— start ITEMS —

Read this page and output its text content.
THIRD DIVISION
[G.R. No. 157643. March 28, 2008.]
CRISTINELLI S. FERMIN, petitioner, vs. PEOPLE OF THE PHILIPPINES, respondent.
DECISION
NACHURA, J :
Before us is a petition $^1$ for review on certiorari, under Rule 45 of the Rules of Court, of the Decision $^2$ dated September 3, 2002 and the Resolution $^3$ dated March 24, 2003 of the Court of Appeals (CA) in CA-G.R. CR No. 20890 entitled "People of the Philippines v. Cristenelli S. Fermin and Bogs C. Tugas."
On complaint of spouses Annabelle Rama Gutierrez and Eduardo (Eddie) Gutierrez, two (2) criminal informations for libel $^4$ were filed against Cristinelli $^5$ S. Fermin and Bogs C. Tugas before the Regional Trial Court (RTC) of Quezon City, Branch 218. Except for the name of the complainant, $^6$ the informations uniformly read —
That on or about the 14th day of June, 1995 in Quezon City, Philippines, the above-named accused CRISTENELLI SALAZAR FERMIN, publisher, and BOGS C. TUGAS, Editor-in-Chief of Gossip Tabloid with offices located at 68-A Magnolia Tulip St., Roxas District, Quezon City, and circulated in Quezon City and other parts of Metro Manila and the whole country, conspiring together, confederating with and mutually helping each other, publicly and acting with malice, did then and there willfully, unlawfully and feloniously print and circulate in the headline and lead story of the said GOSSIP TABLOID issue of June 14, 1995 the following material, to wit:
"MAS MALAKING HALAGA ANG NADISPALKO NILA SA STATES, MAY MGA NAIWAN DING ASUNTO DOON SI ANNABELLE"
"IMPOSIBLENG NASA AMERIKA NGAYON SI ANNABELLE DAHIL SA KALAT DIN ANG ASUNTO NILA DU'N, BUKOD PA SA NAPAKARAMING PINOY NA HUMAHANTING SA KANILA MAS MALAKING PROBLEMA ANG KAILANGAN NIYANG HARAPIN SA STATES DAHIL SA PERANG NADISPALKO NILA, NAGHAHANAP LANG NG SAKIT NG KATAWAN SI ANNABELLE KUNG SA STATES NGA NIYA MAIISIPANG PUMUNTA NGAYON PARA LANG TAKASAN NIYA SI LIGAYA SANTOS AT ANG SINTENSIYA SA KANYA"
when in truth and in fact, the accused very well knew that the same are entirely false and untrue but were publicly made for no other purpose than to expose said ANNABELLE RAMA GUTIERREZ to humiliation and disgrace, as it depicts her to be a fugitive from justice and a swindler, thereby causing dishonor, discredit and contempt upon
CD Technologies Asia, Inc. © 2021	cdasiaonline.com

— end ITEMS —

**TASK STATEMENT**:
Please output every record, keeping each line exact.

**THE SOLUTION**:
Read this page and output its text content.
THIRD DIVISION
[G.R. No. 157643. March 28, 2008.]
CRISTINELLI S. FERMIN, petitioner, vs. PEOPLE OF THE PHILIPPINES, respondent.
DECISION
NACHURA, J :
Before us is a petition $^1$ for review on certiorari, under Rule 45 of the Rules of Court, of the Decision $^2$ dated September 3, 2002 and the Resolution $^3$ dated March 24, 2003 of the Court of Appeals (CA) in CA-G.R. CR No. 20890 entitled "People of the Philippines v. Cristenelli S. Fermin and Bogs C. Tugas."
On complaint of spouses Annabelle Rama Gutierrez and Eduardo (Eddie) Gutierrez, two (2) criminal informations for libel $^4$ were filed against Cristinelli $^5$ S. Fermin and Bogs C. Tugas before the Regional Trial Court (RTC) of Quezon City, Branch 218. Except for the name of the complainant, $^6$ the informations uniformly read —
That on or about the 14th day of June, 1995 in Quezon City, Philippines, the above-named accused CRISTENELLI SALAZAR FERMIN, publisher, and BOGS C. TUGAS, Editor-in-Chief of Gossip Tabloid with offices located at 68-A Magnolia Tulip St., Roxas District, Quezon City, and circulated in Quezon City and other parts of Metro Manila and the whole country, conspiring together, confederating with and mutually helping each other, publicly and acting with malice, did then and there willfully, unlawfully and feloniously print and circulate in the headline and lead story of the said GOSSIP TABLOID issue of June 14, 1995 the following material, to wit:
"MAS MALAKING HALAGA ANG NADISPALKO NILA SA STATES, MAY MGA NAIWAN DING ASUNTO DOON SI ANNABELLE"
"IMPOSIBLENG NASA AMERIKA NGAYON SI ANNABELLE DAHIL SA KALAT DIN ANG ASUNTO NILA DU'N, BUKOD PA SA NAPAKARAMING PINOY NA HUMAHANTING SA KANILA MAS MALAKING PROBLEMA ANG KAILANGAN NIYANG HARAPIN SA STATES DAHIL SA PERANG NADISPALKO NILA, NAGHAHANAP LANG NG SAKIT NG KATAWAN SI ANNABELLE KUNG SA STATES NGA NIYA MAIISIPANG PUMUNTA NGAYON PARA LANG TAKASAN NIYA SI LIGAYA SANTOS AT ANG SINTENSIYA SA KANYA"
when in truth and in fact, the accused very well knew that the same are entirely false and untrue but were publicly made for no other purpose than to expose said ANNABELLE RAMA GUTIERREZ to humiliation and disgrace, as it depicts her to be a fugitive from justice and a swindler, thereby causing dishonor, discredit and contempt upon
CD Technologies Asia, Inc. © 2021	cdasiaonline.com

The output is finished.